> [Problem details]:
Copy all records verbatim.

## Start Data shown

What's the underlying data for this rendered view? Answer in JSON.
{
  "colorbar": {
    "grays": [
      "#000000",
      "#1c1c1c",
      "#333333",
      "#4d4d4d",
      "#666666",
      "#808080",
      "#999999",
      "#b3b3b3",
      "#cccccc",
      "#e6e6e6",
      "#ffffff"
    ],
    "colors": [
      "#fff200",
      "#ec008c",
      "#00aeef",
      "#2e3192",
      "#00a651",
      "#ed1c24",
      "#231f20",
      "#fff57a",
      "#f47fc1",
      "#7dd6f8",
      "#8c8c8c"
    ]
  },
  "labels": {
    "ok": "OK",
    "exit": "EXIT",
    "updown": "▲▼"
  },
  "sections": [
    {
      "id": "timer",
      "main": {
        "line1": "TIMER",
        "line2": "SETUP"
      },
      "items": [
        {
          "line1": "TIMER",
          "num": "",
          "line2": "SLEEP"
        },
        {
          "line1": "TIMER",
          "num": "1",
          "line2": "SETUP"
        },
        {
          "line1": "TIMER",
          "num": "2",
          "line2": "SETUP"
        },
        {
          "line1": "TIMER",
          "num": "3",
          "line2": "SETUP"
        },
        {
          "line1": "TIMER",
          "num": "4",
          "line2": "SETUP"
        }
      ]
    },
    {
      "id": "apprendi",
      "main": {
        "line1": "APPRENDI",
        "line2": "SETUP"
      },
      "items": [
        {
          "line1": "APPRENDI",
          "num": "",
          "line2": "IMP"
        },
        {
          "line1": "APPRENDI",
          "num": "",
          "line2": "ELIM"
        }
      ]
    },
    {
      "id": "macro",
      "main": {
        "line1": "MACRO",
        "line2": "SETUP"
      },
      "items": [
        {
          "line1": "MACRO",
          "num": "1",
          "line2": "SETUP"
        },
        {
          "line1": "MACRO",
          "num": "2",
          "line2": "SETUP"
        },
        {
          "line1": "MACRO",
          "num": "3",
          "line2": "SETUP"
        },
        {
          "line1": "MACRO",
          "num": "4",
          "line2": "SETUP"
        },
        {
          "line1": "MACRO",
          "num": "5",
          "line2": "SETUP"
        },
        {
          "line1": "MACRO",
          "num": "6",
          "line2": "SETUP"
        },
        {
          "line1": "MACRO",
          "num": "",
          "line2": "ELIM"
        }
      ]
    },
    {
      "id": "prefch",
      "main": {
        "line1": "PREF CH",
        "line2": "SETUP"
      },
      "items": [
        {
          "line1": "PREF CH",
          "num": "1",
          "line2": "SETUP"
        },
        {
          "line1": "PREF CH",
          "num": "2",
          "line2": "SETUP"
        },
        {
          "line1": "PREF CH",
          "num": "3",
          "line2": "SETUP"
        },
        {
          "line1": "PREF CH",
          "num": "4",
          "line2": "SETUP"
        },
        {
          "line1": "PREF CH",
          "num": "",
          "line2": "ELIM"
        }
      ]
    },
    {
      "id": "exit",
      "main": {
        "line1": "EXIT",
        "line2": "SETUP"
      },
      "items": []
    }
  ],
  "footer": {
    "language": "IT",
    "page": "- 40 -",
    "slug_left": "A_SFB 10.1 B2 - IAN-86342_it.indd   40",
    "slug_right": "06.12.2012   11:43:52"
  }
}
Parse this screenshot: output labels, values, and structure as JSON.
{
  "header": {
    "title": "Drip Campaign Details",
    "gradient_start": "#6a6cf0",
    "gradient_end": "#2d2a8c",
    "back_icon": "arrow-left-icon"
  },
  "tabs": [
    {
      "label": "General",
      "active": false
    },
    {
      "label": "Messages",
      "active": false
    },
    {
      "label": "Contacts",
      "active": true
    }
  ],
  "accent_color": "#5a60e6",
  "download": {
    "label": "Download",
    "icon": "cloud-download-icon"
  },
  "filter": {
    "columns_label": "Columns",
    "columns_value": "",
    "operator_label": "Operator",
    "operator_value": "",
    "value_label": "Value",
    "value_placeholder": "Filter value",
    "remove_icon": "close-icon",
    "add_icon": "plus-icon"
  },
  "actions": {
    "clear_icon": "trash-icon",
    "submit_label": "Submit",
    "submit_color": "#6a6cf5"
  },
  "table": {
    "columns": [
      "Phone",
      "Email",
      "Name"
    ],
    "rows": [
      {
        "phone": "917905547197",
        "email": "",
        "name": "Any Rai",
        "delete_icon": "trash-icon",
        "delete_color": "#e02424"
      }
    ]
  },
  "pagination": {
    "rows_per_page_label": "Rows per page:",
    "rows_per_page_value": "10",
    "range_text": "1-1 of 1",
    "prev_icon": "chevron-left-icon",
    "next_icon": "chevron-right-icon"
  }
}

## End Data shown

> [Answer in full]:
What's the underlying data for this rendered view? Answer in JSON.
{
  "colorbar": {
    "grays": [
      "#000000",
      "#1c1c1c",
      "#333333",
      "#4d4d4d",
      "#666666",
      "#808080",
      "#999999",
      "#b3b3b3",
      "#cccccc",
      "#e6e6e6",
      "#ffffff"
    ],
    "colors": [
      "#fff200",
      "#ec008c",
      "#00aeef",
      "#2e3192",
      "#00a651",
      "#ed1c24",
      "#231f20",
      "#fff57a",
      "#f47fc1",
      "#7dd6f8",
      "#8c8c8c"
    ]
  },
  "labels": {
    "ok": "OK",
    "exit": "EXIT",
    "updown": "▲▼"
  },
  "sections": [
    {
      "id": "timer",
      "main": {
        "line1": "TIMER",
        "line2": "SETUP"
      },
      "items": [
        {
          "line1": "TIMER",
          "num": "",
          "line2": "SLEEP"
        },
        {
          "line1": "TIMER",
          "num": "1",
          "line2": "SETUP"
        },
        {
          "line1": "TIMER",
          "num": "2",
          "line2": "SETUP"
        },
        {
          "line1": "TIMER",
          "num": "3",
          "line2": "SETUP"
        },
        {
          "line1": "TIMER",
          "num": "4",
          "line2": "SETUP"
        }
      ]
    },
    {
      "id": "apprendi",
      "main": {
        "line1": "APPRENDI",
        "line2": "SETUP"
      },
      "items": [
        {
          "line1": "APPRENDI",
          "num": "",
          "line2": "IMP"
        },
        {
          "line1": "APPRENDI",
          "num": "",
          "line2": "ELIM"
        }
      ]
    },
    {
      "id": "macro",
      "main": {
        "line1": "MACRO",
        "line2": "SETUP"
      },
      "items": [
        {
          "line1": "MACRO",
          "num": "1",
          "line2": "SETUP"
        },
        {
          "line1": "MACRO",
          "num": "2",
          "line2": "SETUP"
        },
        {
          "line1": "MACRO",
          "num": "3",
          "line2": "SETUP"
        },
        {
          "line1": "MACRO",
          "num": "4",
          "line2": "SETUP"
        },
        {
          "line1": "MACRO",
          "num": "5",
          "line2": "SETUP"
        },
        {
          "line1": "MACRO",
          "num": "6",
          "line2": "SETUP"
        },
        {
          "line1": "MACRO",
          "num": "",
          "line2": "ELIM"
        }
      ]
    },
    {
      "id": "prefch",
      "main": {
        "line1": "PREF CH",
        "line2": "SETUP"
      },
      "items": [
        {
          "line1": "PREF CH",
          "num": "1",
          "line2": "SETUP"
        },
        {
          "line1": "PREF CH",
          "num": "2",
          "line2": "SETUP"
        },
        {
          "line1": "PREF CH",
          "num": "3",
          "line2": "SETUP"
        },
        {
          "line1": "PREF CH",
          "num": "4",
          "line2": "SETUP"
        },
        {
          "line1": "PREF CH",
          "num": "",
          "line2": "ELIM"
        }
      ]
    },
    {
      "id": "exit",
      "main": {
        "line1": "EXIT",
        "line2": "SETUP"
      },
      "items": []
    }
  ],
  "footer": {
    "language": "IT",
    "page": "- 40 -",
    "slug_left": "A_SFB 10.1 B2 - IAN-86342_it.indd   40",
    "slug_right": "06.12.2012   11:43:52"
  }
}
Parse this screenshot: output labels, values, and structure as JSON.
{
  "header": {
    "title": "Drip Campaign Details",
    "gradient_start": "#6a6cf0",
    "gradient_end": "#2d2a8c",
    "back_icon": "arrow-left-icon"
  },
  "tabs": [
    {
      "label": "General",
      "active": false
    },
    {
      "label": "Messages",
      "active": false
    },
    {
      "label": "Contacts",
      "active": true
    }
  ],
  "accent_color": "#5a60e6",
  "download": {
    "label": "Download",
    "icon": "cloud-download-icon"
  },
  "filter": {
    "columns_label": "Columns",
    "columns_value": "",
    "operator_label": "Operator",
    "operator_value": "",
    "value_label": "Value",
    "value_placeholder": "Filter value",
    "remove_icon": "close-icon",
    "add_icon": "plus-icon"
  },
  "actions": {
    "clear_icon": "trash-icon",
    "submit_label": "Submit",
    "submit_color": "#6a6cf5"
  },
  "table": {
    "columns": [
      "Phone",
      "Email",
      "Name"
    ],
    "rows": [
      {
        "phone": "917905547197",
        "email": "",
        "name": "Any Rai",
        "delete_icon": "trash-icon",
        "delete_color": "#e02424"
      }
    ]
  },
  "pagination": {
    "rows_per_page_label": "Rows per page:",
    "rows_per_page_value": "10",
    "range_text": "1-1 of 1",
    "prev_icon": "chevron-left-icon",
    "next_icon": "chevron-right-icon"
  }
}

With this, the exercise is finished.